** Start **

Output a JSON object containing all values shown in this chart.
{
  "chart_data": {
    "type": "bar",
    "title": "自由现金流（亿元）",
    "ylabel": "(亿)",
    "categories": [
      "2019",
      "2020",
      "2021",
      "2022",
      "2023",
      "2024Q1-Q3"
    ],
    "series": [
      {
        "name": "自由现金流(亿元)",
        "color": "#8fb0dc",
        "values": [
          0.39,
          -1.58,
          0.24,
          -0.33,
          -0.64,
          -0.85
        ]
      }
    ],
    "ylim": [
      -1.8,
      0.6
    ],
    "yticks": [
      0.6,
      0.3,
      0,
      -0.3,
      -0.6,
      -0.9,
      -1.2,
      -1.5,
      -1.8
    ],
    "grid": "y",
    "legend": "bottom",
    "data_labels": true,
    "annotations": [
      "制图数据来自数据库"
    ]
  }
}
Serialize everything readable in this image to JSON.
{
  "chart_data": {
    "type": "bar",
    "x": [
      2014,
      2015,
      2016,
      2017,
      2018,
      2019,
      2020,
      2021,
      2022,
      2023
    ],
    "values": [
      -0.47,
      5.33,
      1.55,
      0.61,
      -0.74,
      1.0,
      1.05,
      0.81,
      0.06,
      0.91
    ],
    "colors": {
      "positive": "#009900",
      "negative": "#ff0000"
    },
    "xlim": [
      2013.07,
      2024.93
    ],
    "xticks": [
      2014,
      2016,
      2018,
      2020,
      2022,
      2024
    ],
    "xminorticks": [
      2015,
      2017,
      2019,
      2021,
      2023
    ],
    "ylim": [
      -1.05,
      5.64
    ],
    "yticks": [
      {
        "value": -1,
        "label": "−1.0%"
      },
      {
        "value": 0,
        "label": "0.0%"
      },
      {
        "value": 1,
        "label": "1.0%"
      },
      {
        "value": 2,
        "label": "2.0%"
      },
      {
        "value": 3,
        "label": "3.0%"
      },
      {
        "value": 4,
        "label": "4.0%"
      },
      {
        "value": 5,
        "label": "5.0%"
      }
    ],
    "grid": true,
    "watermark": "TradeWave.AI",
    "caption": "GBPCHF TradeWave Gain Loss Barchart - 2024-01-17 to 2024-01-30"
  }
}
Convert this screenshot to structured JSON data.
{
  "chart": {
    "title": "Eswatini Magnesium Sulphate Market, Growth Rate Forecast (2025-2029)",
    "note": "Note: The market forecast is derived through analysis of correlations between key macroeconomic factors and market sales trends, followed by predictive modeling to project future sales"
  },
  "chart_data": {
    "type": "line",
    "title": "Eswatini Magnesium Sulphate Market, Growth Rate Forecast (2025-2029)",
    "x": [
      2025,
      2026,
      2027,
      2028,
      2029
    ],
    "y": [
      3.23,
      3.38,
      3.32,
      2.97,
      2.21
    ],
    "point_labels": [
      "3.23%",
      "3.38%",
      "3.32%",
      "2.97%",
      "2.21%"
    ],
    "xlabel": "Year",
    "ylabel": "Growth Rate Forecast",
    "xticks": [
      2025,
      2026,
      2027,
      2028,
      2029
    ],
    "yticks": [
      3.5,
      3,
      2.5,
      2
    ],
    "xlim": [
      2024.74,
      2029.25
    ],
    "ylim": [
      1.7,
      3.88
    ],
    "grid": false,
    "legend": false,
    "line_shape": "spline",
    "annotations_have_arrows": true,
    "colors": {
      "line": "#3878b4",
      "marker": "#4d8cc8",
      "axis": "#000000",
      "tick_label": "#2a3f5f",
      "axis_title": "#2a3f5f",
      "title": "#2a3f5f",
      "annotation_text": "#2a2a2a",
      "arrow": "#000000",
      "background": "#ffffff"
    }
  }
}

** End **

## DO THIS
Work out the number of lines above that include the string "JSON" and write only that number.

## EXERCISE SOLUTION
3